Job:
In full and without alteration, give the listing again.

begin

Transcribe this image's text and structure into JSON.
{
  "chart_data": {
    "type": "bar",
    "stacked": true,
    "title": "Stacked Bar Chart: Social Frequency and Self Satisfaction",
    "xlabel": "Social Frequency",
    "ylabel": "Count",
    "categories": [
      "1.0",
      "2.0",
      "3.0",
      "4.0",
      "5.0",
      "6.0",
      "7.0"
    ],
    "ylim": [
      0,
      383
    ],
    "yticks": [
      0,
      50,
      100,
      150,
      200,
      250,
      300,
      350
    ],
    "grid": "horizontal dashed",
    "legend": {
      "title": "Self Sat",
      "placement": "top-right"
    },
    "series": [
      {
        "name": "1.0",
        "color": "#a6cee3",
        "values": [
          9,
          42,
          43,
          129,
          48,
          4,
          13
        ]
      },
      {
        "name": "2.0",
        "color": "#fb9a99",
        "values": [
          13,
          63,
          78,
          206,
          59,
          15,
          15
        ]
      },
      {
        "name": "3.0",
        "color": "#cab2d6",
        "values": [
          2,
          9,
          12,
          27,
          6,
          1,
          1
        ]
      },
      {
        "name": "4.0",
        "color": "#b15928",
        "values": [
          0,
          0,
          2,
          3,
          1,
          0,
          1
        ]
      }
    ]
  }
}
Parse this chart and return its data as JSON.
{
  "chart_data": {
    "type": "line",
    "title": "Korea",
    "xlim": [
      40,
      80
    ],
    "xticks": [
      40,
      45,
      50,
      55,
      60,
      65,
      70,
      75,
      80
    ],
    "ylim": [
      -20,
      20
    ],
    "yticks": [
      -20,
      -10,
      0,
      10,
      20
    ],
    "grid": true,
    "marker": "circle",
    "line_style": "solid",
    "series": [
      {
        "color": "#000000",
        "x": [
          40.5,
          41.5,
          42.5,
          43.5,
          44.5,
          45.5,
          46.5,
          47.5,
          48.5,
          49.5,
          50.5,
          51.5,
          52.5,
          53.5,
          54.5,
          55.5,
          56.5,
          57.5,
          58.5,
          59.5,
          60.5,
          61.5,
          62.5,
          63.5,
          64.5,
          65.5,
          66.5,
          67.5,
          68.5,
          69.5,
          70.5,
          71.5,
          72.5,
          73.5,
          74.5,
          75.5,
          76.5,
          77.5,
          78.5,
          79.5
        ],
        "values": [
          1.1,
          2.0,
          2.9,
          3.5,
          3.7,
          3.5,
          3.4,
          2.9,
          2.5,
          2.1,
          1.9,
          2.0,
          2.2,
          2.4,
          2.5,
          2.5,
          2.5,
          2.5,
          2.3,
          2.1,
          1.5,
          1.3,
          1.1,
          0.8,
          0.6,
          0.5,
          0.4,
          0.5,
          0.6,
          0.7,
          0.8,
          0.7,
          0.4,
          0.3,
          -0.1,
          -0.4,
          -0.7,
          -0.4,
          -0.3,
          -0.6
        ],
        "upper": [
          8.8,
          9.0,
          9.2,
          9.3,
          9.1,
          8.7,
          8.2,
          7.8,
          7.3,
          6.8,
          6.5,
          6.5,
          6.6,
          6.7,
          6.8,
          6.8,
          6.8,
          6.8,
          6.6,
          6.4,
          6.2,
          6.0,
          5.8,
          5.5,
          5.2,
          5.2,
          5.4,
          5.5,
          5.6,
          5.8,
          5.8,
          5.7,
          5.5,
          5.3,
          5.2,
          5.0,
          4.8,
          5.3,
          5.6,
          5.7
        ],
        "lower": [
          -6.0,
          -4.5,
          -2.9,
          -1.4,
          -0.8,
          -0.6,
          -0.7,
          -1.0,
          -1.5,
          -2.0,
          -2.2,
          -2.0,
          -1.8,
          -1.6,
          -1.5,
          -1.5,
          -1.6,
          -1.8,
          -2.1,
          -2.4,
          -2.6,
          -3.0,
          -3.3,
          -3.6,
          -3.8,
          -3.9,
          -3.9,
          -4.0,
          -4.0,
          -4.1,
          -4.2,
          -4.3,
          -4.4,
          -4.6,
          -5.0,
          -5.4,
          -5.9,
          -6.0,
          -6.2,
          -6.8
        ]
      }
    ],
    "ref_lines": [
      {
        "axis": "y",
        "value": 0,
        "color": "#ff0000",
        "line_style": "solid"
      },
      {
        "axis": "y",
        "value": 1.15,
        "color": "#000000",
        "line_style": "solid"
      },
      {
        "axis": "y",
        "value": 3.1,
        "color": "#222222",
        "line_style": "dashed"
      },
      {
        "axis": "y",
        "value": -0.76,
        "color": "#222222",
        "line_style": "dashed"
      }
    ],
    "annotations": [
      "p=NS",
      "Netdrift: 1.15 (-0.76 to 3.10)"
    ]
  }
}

end

Solved exercise:
Transcribe this image's text and structure into JSON.
{
  "chart_data": {
    "type": "bar",
    "stacked": true,
    "title": "Stacked Bar Chart: Social Frequency and Self Satisfaction",
    "xlabel": "Social Frequency",
    "ylabel": "Count",
    "categories": [
      "1.0",
      "2.0",
      "3.0",
      "4.0",
      "5.0",
      "6.0",
      "7.0"
    ],
    "ylim": [
      0,
      383
    ],
    "yticks": [
      0,
      50,
      100,
      150,
      200,
      250,
      300,
      350
    ],
    "grid": "horizontal dashed",
    "legend": {
      "title": "Self Sat",
      "placement": "top-right"
    },
    "series": [
      {
        "name": "1.0",
        "color": "#a6cee3",
        "values": [
          9,
          42,
          43,
          129,
          48,
          4,
          13
        ]
      },
      {
        "name": "2.0",
        "color": "#fb9a99",
        "values": [
          13,
          63,
          78,
          206,
          59,
          15,
          15
        ]
      },
      {
        "name": "3.0",
        "color": "#cab2d6",
        "values": [
          2,
          9,
          12,
          27,
          6,
          1,
          1
        ]
      },
      {
        "name": "4.0",
        "color": "#b15928",
        "values": [
          0,
          0,
          2,
          3,
          1,
          0,
          1
        ]
      }
    ]
  }
}
Parse this chart and return its data as JSON.
{
  "chart_data": {
    "type": "line",
    "title": "Korea",
    "xlim": [
      40,
      80
    ],
    "xticks": [
      40,
      45,
      50,
      55,
      60,
      65,
      70,
      75,
      80
    ],
    "ylim": [
      -20,
      20
    ],
    "yticks": [
      -20,
      -10,
      0,
      10,
      20
    ],
    "grid": true,
    "marker": "circle",
    "line_style": "solid",
    "series": [
      {
        "color": "#000000",
        "x": [
          40.5,
          41.5,
          42.5,
          43.5,
          44.5,
          45.5,
          46.5,
          47.5,
          48.5,
          49.5,
          50.5,
          51.5,
          52.5,
          53.5,
          54.5,
          55.5,
          56.5,
          57.5,
          58.5,
          59.5,
          60.5,
          61.5,
          62.5,
          63.5,
          64.5,
          65.5,
          66.5,
          67.5,
          68.5,
          69.5,
          70.5,
          71.5,
          72.5,
          73.5,
          74.5,
          75.5,
          76.5,
          77.5,
          78.5,
          79.5
        ],
        "values": [
          1.1,
          2.0,
          2.9,
          3.5,
          3.7,
          3.5,
          3.4,
          2.9,
          2.5,
          2.1,
          1.9,
          2.0,
          2.2,
          2.4,
          2.5,
          2.5,
          2.5,
          2.5,
          2.3,
          2.1,
          1.5,
          1.3,
          1.1,
          0.8,
          0.6,
          0.5,
          0.4,
          0.5,
          0.6,
          0.7,
          0.8,
          0.7,
          0.4,
          0.3,
          -0.1,
          -0.4,
          -0.7,
          -0.4,
          -0.3,
          -0.6
        ],
        "upper": [
          8.8,
          9.0,
          9.2,
          9.3,
          9.1,
          8.7,
          8.2,
          7.8,
          7.3,
          6.8,
          6.5,
          6.5,
          6.6,
          6.7,
          6.8,
          6.8,
          6.8,
          6.8,
          6.6,
          6.4,
          6.2,
          6.0,
          5.8,
          5.5,
          5.2,
          5.2,
          5.4,
          5.5,
          5.6,
          5.8,
          5.8,
          5.7,
          5.5,
          5.3,
          5.2,
          5.0,
          4.8,
          5.3,
          5.6,
          5.7
        ],
        "lower": [
          -6.0,
          -4.5,
          -2.9,
          -1.4,
          -0.8,
          -0.6,
          -0.7,
          -1.0,
          -1.5,
          -2.0,
          -2.2,
          -2.0,
          -1.8,
          -1.6,
          -1.5,
          -1.5,
          -1.6,
          -1.8,
          -2.1,
          -2.4,
          -2.6,
          -3.0,
          -3.3,
          -3.6,
          -3.8,
          -3.9,
          -3.9,
          -4.0,
          -4.0,
          -4.1,
          -4.2,
          -4.3,
          -4.4,
          -4.6,
          -5.0,
          -5.4,
          -5.9,
          -6.0,
          -6.2,
          -6.8
        ]
      }
    ],
    "ref_lines": [
      {
        "axis": "y",
        "value": 0,
        "color": "#ff0000",
        "line_style": "solid"
      },
      {
        "axis": "y",
        "value": 1.15,
        "color": "#000000",
        "line_style": "solid"
      },
      {
        "axis": "y",
        "value": 3.1,
        "color": "#222222",
        "line_style": "dashed"
      },
      {
        "axis": "y",
        "value": -0.76,
        "color": "#222222",
        "line_style": "dashed"
      }
    ],
    "annotations": [
      "p=NS",
      "Netdrift: 1.15 (-0.76 to 3.10)"
    ]
  }
}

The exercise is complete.